= What you have to do =
Check each line of the material below for the string "MODELING", then report how many lines have it, and nothing else.

[Records that describe figures]
------------------------------------------------
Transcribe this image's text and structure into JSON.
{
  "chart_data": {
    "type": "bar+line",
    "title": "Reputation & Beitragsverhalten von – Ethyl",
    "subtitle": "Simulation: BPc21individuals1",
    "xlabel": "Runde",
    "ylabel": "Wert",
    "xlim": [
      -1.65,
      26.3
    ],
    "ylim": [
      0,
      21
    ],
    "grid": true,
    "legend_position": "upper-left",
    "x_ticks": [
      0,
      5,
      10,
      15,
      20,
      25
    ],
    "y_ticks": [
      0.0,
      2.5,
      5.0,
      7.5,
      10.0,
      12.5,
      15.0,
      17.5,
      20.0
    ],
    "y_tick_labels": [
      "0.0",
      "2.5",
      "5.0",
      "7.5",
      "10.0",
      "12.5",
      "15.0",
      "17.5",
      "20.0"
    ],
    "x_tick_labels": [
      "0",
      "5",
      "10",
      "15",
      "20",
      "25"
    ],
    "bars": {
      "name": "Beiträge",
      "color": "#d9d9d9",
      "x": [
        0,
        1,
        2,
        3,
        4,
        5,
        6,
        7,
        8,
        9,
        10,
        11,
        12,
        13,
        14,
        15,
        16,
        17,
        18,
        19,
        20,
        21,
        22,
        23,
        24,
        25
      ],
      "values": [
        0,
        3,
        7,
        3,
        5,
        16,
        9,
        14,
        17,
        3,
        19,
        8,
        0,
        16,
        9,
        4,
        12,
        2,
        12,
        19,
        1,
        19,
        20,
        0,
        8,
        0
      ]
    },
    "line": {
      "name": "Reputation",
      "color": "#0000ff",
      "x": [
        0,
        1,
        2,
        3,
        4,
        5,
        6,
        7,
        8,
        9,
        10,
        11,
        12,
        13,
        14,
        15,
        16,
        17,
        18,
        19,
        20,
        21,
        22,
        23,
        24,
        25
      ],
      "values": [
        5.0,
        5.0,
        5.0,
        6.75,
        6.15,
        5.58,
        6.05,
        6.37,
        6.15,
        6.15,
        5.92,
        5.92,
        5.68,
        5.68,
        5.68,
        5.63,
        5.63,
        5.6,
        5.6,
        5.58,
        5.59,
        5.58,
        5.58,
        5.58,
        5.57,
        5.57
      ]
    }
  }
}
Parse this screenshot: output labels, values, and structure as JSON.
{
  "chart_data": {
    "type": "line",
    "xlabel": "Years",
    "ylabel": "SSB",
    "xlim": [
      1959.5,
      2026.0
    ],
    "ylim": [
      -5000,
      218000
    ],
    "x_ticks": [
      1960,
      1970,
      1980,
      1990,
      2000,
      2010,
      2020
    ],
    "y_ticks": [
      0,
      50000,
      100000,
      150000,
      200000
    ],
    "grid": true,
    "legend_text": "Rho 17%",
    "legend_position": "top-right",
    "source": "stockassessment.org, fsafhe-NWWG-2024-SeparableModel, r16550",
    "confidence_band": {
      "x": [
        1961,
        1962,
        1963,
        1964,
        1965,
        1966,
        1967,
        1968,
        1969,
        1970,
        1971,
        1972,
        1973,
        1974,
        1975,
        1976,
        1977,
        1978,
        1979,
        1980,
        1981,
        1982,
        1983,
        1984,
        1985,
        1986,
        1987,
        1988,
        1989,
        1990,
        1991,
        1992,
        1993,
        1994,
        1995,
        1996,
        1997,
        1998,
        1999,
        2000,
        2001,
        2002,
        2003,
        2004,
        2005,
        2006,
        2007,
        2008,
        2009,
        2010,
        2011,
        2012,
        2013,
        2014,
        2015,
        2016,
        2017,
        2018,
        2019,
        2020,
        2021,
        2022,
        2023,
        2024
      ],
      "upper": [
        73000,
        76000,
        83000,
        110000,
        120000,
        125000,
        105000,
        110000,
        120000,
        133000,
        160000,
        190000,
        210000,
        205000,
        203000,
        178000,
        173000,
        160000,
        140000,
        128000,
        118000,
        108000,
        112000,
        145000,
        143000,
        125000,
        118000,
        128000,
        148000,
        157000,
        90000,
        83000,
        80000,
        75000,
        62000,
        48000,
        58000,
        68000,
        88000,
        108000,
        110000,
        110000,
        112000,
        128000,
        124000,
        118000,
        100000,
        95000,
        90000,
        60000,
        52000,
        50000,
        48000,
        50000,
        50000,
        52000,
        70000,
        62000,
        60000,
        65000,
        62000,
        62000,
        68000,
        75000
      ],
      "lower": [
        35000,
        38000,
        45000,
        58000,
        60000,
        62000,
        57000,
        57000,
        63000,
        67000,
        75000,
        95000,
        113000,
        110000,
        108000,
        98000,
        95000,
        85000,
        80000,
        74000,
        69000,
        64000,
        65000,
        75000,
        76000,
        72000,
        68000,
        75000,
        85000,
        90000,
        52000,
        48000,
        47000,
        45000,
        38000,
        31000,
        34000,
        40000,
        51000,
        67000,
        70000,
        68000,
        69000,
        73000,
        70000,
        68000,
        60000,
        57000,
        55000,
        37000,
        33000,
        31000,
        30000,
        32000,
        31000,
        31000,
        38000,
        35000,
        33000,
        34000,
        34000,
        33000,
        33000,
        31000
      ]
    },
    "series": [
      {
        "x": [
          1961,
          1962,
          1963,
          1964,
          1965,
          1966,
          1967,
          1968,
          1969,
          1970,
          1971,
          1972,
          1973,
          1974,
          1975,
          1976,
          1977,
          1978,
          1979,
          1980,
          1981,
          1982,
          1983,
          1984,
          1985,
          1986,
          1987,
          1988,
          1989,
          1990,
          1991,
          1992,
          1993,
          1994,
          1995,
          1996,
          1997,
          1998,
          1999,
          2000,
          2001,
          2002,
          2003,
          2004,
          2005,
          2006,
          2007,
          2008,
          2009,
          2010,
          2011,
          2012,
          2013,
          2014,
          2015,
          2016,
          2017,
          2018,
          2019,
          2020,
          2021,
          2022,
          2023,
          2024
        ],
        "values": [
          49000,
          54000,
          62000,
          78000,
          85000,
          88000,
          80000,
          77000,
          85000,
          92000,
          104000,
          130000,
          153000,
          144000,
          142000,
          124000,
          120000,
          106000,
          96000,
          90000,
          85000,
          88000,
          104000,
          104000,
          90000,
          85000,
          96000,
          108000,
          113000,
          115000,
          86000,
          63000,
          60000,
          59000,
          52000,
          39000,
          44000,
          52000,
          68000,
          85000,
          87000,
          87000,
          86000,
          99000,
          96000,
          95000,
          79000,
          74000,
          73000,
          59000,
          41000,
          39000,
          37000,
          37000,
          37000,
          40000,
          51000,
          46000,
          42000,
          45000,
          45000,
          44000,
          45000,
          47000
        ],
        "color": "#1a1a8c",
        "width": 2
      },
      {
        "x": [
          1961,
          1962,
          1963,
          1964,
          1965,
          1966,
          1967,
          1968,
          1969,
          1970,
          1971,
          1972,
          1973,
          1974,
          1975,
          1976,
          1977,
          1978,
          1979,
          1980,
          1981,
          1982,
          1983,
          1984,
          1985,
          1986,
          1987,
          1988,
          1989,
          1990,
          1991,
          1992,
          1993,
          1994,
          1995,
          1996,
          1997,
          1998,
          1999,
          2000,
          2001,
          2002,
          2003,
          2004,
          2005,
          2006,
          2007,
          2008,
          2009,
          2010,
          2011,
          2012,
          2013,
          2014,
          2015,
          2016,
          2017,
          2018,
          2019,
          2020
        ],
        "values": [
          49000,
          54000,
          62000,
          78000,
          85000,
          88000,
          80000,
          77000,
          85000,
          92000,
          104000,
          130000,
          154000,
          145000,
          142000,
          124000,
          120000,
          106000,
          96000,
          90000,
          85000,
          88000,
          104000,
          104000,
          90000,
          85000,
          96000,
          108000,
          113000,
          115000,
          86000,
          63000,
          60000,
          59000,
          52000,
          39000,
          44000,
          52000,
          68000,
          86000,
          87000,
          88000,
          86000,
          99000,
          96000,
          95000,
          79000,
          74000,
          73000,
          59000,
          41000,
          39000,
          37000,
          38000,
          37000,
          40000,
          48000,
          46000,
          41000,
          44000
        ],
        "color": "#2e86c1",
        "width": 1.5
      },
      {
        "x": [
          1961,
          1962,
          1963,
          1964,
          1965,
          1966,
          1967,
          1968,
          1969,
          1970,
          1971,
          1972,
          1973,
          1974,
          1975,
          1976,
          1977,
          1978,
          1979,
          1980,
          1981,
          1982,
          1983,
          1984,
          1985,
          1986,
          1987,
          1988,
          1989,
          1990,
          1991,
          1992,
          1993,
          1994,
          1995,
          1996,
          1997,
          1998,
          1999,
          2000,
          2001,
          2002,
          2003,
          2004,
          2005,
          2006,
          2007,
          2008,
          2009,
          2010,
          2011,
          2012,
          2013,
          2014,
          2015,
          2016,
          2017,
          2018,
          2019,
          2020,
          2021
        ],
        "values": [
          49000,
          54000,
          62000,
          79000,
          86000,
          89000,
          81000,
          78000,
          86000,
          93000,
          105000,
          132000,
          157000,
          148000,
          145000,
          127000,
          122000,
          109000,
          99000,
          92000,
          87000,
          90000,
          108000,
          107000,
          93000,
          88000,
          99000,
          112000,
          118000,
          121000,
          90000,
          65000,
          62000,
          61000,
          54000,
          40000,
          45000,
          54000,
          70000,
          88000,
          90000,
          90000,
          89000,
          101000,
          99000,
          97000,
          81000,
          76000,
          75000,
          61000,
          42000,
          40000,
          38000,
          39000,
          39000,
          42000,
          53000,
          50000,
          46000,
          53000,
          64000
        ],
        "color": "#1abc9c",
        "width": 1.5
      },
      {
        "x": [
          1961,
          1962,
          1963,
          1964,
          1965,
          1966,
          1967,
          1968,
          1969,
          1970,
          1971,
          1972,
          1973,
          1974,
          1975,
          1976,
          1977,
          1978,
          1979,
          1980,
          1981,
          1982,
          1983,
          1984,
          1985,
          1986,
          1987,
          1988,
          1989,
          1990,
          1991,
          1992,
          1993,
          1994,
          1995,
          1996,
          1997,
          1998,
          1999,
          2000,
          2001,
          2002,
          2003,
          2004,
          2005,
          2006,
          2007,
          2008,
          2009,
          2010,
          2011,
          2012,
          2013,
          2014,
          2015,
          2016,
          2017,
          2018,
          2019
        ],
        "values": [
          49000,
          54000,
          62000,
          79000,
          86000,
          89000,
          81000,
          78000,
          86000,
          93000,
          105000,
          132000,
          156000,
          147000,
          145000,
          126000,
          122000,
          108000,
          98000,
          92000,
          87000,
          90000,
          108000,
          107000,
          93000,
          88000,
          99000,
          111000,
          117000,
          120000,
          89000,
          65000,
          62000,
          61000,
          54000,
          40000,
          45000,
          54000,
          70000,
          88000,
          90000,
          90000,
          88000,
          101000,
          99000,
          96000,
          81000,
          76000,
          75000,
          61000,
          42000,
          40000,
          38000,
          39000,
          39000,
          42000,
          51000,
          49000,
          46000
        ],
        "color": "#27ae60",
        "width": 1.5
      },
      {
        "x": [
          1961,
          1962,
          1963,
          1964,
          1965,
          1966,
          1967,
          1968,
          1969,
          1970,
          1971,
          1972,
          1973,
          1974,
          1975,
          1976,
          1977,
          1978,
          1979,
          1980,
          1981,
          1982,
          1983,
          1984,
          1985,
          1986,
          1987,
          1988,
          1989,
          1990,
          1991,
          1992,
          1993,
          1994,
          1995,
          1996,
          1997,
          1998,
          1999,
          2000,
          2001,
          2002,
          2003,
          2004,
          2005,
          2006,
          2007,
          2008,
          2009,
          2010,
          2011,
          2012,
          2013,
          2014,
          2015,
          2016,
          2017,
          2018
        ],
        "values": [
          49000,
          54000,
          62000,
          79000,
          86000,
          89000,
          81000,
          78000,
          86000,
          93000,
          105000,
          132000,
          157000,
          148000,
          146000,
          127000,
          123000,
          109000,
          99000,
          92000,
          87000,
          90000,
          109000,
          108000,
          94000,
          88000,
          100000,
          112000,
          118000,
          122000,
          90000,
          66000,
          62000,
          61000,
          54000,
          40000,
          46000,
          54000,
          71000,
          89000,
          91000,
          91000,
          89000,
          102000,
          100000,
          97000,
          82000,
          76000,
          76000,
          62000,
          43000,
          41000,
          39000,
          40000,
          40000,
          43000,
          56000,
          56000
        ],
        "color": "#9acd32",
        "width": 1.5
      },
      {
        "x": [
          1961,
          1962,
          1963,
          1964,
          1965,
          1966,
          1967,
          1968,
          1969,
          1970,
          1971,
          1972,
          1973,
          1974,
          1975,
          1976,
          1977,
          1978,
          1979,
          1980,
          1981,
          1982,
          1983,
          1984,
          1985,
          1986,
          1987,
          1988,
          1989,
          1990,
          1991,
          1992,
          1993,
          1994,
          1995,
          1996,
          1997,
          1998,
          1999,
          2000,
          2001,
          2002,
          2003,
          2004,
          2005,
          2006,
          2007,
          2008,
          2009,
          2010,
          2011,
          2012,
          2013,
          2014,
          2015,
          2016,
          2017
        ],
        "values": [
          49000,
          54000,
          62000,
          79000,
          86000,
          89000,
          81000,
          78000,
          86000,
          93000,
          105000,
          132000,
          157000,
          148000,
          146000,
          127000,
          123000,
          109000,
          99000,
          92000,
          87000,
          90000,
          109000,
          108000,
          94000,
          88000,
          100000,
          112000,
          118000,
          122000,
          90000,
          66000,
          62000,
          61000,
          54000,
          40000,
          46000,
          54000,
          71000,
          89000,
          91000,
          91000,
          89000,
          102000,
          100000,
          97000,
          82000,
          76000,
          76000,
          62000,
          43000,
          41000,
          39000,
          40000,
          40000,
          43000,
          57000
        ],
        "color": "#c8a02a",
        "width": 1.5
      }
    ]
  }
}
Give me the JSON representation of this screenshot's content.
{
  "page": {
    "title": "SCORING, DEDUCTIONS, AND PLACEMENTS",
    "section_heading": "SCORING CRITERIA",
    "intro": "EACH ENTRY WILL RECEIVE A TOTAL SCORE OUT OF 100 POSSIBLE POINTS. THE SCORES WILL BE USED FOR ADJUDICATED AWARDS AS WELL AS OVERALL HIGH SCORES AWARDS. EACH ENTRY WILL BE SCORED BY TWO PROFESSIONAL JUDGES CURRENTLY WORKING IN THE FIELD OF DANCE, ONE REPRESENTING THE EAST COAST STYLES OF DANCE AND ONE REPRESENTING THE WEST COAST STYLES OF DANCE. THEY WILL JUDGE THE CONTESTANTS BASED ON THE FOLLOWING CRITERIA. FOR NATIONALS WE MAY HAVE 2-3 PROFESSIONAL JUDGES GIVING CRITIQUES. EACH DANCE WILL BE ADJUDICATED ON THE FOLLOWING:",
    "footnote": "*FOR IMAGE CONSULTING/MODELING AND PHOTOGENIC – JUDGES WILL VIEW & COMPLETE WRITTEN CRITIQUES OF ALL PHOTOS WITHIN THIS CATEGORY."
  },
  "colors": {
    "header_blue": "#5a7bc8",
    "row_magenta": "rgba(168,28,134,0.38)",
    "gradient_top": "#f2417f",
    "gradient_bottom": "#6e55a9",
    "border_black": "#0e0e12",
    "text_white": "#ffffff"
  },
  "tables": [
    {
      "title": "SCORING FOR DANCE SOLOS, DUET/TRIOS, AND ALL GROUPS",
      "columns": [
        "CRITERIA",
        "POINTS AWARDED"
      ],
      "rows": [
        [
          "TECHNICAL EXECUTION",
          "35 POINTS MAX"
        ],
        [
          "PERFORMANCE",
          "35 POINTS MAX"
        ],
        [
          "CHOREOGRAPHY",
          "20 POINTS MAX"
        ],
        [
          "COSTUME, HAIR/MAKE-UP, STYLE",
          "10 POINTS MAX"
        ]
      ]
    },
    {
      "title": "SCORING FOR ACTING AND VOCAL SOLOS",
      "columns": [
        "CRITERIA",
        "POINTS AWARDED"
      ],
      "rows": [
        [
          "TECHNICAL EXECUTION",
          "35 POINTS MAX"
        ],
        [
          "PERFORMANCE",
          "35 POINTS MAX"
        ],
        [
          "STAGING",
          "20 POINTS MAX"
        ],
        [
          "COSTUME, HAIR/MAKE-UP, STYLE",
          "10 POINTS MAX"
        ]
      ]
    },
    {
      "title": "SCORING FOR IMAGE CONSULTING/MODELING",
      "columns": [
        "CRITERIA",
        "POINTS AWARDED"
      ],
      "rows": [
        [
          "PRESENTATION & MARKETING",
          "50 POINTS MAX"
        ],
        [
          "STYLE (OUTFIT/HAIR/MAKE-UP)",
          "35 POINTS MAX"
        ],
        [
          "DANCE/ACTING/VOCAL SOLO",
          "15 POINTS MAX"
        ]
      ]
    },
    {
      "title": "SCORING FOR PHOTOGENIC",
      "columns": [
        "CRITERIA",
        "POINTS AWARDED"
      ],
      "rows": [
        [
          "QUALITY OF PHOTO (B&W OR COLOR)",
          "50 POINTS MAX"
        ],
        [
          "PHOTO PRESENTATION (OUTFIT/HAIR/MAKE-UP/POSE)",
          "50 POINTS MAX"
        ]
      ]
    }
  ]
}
------------------------------------------------
= Answer to the problem =
2